▸ Stated goal
Using the listing below, please gather every line containing the word "keladigan".

▸ Exercise material
——

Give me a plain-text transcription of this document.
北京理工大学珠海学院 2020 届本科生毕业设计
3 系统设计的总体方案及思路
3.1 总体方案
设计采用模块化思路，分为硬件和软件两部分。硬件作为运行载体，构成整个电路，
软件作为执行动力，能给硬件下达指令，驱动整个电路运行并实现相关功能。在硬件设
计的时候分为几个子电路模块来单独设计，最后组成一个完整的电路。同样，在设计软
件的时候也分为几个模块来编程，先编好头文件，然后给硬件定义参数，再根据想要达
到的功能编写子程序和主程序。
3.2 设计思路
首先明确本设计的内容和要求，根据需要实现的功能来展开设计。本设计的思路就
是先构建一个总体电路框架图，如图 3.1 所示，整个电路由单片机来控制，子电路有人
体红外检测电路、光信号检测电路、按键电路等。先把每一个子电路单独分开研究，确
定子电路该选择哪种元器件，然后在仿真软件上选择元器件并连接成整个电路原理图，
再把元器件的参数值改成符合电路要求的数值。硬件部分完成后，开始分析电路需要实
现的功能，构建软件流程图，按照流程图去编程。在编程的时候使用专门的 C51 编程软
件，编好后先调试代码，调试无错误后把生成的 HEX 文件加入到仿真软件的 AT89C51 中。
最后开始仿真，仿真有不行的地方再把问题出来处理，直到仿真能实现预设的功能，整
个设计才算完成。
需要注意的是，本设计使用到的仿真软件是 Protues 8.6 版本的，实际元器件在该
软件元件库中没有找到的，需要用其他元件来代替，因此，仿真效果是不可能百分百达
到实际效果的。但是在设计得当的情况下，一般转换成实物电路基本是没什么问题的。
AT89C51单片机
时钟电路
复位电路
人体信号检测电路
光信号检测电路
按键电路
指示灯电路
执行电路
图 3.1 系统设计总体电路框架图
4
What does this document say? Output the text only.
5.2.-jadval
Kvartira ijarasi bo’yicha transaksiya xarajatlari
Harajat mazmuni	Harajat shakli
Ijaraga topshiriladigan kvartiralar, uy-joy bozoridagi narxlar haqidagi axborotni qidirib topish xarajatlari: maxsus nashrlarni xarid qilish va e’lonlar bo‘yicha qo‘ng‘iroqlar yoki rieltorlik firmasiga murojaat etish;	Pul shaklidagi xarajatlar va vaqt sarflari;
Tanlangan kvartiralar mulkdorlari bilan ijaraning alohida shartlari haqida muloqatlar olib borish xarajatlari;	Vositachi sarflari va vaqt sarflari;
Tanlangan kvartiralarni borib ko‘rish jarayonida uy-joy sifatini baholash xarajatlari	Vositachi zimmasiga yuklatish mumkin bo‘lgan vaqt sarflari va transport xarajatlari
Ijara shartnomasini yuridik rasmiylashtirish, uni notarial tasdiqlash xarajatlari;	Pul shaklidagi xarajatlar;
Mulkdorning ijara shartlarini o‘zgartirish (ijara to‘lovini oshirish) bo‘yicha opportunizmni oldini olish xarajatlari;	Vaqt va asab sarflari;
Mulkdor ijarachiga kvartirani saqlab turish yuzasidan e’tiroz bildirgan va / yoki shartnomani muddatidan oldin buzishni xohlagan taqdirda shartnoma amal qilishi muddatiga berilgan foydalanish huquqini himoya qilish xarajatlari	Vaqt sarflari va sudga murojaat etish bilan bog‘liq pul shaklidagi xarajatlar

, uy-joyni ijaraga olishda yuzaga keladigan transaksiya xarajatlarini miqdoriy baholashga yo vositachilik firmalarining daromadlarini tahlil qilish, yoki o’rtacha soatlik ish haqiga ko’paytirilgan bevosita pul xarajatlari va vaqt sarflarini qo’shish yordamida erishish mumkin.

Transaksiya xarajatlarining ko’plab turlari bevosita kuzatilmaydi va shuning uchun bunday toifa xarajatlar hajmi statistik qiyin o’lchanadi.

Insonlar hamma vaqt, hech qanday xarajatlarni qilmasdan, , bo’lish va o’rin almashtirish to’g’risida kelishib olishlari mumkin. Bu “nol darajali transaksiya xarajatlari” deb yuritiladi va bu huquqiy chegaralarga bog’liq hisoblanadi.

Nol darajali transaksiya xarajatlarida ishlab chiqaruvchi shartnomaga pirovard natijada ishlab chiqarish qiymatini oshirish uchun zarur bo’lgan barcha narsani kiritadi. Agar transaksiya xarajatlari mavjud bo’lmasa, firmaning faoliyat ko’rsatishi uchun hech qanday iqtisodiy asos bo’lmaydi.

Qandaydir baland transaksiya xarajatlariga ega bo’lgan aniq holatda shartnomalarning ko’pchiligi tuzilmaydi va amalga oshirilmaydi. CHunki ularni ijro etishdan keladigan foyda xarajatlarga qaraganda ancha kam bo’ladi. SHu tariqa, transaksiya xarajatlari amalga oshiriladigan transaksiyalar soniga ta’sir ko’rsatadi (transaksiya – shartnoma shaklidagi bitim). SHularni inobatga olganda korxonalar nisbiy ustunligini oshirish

——

▸ Solution for this problem
, uy-joyni ijaraga olishda yuzaga keladigan transaksiya xarajatlarini miqdoriy baholashga yo vositachilik firmalarining daromadlarini tahlil qilish, yoki o’rtacha soatlik ish haqiga ko’paytirilgan bevosita pul xarajatlari va vaqt sarflarini qo’shish yordamida erishish mumkin.
Qandaydir baland transaksiya xarajatlariga ega bo’lgan aniq holatda shartnomalarning ko’pchiligi tuzilmaydi va amalga oshirilmaydi. CHunki ularni ijro etishdan keladigan foyda xarajatlarga qaraganda ancha kam bo’ladi. SHu tariqa, transaksiya xarajatlari amalga oshiriladigan transaksiyalar soniga ta’sir ko’rsatadi (transaksiya – shartnoma shaklidagi bitim). SHularni inobatga olganda korxonalar nisbiy ustunligini oshirish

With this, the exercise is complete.